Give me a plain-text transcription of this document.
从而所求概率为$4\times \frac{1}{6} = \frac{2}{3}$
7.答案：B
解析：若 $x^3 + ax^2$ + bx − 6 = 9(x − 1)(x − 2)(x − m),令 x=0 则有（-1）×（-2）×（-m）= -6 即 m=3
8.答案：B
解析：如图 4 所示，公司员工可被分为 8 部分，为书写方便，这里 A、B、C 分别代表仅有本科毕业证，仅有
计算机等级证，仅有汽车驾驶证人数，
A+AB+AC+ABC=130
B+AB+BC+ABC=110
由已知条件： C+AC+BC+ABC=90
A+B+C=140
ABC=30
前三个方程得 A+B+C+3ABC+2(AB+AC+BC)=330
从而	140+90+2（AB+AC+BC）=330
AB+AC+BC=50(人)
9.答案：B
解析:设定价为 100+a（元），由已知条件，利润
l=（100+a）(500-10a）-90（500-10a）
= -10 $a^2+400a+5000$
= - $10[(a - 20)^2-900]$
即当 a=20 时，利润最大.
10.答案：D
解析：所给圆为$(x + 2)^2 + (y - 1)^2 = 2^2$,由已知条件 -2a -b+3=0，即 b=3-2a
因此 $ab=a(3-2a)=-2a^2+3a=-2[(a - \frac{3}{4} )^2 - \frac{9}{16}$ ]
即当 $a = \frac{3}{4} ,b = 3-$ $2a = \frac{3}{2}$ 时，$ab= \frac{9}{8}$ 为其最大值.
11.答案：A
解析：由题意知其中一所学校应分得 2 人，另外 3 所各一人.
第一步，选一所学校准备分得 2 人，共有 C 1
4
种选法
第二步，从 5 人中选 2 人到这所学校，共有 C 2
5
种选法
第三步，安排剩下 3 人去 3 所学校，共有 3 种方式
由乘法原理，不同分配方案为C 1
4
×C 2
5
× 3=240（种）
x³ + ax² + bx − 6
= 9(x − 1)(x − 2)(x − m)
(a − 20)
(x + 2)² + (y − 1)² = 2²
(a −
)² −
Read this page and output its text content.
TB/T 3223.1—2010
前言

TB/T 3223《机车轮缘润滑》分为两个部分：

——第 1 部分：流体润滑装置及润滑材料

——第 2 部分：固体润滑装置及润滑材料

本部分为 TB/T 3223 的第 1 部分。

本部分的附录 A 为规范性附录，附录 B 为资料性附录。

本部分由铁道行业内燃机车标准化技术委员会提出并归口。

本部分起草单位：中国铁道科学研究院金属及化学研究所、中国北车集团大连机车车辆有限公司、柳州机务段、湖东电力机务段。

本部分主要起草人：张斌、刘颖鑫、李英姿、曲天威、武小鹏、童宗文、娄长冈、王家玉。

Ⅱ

-------

YOUR OBJECTIVE :: Transcribe the records above exactly, but only from the line that contains "Read this page and output its text content." through their final line, inclusive.

TASK SOLUTION ::
Read this page and output its text content.
TB/T 3223.1—2010
前言

TB/T 3223《机车轮缘润滑》分为两个部分：

——第 1 部分：流体润滑装置及润滑材料

——第 2 部分：固体润滑装置及润滑材料

本部分为 TB/T 3223 的第 1 部分。

本部分的附录 A 为规范性附录，附录 B 为资料性附录。

本部分由铁道行业内燃机车标准化技术委员会提出并归口。

本部分起草单位：中国铁道科学研究院金属及化学研究所、中国北车集团大连机车车辆有限公司、柳州机务段、湖东电力机务段。

本部分主要起草人：张斌、刘颖鑫、李英姿、曲天威、武小鹏、童宗文、娄长冈、王家玉。

Ⅱ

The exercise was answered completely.